[Document]
- - - - -

Hello,
Not so long ago, I have stumbled upon some rather disappointing behaviour in the SeaBIOS floppy driver. After some investigations, I concluded it would in fact be worthy of a bug report. So here it is.
The problem is that when SeaBIOS starts, it looks up the type of the floppy drive in firmware configuration variables and internally stores a maximum disk geometry corresponding to the type of the drive. This geometry is later used to validate interrupt 0x13 requests and internally convert them to use LBA sector numbers, which are later converted back into CHS when communicating with the floppy controller. This design – apart from being somewhat silly in itself, with the shoehorned CHS-to-LBA-to-CHS conversion – prevents using SeaBIOS’s interrupt 0x13 service with superformatted floppies, i.e. those with geometries larger than typical for the initially detected drive type, even if the drive itself could handle such floppies without problems.

- - - - -

[Given information]
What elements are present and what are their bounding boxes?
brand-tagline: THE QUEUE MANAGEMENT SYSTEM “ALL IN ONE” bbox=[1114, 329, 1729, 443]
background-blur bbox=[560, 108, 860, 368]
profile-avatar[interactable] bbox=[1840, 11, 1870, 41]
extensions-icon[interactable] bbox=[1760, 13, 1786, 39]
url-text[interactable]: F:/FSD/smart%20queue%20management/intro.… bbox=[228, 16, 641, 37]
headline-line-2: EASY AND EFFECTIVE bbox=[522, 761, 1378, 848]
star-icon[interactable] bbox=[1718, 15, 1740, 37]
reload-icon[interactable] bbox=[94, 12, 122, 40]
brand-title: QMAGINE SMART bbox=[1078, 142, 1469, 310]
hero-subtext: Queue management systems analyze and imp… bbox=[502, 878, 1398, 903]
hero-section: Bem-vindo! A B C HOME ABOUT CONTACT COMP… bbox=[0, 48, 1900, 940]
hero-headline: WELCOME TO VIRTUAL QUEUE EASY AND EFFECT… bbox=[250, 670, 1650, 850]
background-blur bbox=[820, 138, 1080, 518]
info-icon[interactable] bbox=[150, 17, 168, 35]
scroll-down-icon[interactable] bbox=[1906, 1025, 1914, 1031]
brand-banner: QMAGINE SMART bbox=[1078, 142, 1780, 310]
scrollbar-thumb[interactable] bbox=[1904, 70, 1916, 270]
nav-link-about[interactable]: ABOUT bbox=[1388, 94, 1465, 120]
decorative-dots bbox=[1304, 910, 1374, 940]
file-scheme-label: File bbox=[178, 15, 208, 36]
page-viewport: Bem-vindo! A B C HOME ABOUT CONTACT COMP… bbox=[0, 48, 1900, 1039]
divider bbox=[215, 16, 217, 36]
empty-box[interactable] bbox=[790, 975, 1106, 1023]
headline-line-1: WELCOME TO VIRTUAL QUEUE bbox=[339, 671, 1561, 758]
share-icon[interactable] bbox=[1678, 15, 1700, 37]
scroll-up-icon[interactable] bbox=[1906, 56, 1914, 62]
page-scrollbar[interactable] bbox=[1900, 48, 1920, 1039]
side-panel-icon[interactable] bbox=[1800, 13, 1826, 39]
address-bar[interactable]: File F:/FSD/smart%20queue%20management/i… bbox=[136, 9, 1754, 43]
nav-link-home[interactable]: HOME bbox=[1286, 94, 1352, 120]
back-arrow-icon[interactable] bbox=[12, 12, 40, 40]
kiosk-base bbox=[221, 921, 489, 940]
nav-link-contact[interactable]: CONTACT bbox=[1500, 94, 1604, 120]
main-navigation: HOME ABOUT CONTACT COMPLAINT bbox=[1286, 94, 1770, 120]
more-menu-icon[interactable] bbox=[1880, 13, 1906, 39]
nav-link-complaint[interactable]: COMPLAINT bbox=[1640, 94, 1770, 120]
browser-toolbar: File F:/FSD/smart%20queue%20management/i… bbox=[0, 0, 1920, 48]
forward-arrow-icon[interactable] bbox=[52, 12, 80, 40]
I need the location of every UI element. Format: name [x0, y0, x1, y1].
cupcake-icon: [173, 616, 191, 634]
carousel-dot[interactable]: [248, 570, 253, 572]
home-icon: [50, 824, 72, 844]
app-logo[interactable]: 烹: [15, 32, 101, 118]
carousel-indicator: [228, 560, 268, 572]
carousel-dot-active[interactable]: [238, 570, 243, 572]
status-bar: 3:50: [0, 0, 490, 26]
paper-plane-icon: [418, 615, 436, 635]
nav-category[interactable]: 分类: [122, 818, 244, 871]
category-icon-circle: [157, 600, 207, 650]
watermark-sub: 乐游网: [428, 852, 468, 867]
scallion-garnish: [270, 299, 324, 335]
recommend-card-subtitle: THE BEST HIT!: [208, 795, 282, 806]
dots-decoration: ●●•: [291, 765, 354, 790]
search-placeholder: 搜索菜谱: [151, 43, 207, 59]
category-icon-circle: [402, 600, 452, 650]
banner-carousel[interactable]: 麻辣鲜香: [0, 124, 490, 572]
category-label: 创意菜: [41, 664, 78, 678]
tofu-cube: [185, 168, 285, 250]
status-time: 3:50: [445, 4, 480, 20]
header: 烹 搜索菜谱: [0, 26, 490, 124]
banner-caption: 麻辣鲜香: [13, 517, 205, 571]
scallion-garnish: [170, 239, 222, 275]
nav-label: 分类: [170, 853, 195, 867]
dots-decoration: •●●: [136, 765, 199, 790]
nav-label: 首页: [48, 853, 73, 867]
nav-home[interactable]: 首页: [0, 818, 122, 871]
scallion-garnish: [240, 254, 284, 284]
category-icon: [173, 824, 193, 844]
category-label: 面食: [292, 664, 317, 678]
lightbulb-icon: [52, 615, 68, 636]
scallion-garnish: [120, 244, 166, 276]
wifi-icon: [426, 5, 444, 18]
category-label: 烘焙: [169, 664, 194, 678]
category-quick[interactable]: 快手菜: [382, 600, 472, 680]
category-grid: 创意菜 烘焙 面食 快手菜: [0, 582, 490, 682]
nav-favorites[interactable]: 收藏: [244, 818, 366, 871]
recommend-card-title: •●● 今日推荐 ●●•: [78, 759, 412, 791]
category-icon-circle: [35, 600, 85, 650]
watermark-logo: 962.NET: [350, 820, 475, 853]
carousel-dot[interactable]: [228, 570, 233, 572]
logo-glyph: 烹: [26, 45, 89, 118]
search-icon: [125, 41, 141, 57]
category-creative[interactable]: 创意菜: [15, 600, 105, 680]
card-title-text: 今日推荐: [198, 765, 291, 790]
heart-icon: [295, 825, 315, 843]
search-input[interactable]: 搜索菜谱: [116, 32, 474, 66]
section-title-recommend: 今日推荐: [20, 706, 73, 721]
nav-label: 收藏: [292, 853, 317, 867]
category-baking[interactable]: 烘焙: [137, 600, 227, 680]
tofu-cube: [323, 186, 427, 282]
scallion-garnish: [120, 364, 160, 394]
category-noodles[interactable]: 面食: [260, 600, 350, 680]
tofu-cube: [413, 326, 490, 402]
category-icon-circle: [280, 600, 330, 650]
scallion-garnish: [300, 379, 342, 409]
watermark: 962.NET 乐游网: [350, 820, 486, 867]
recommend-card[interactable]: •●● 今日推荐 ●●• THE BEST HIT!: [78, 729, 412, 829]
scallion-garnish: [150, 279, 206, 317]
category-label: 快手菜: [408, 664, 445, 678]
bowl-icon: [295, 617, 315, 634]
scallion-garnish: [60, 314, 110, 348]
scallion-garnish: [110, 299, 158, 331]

- - - - -

[Requests]
(1) In the SeaBIOS floppy bug report, where does SeaBIOS look up the type of the floppy drive when it starts?
(2) Write out the part of the SeaBIOS floppy bug report that begins at the words "The problem is" and stops after "floppies without problems.".
The records come from a different source than the SeaBIOS floppy bug report.

[Outputs]
(1) In firmware configuration variables.

(2)
The problem is that when SeaBIOS starts, it looks up the type of the floppy drive in firmware configuration variables and internally stores a maximum disk geometry corresponding to the type of the drive. This geometry is later used to validate interrupt 0x13 requests and internally convert them to use LBA sector numbers, which are later converted back into CHS when communicating with the floppy controller. This design – apart from being somewhat silly in itself, with the shoehorned CHS-to-LBA-to-CHS conversion – prevents using SeaBIOS’s interrupt 0x13 service with superformatted floppies, i.e. those with geometries larger than typical for the initially detected drive type, even if the drive itself could handle such floppies without problems.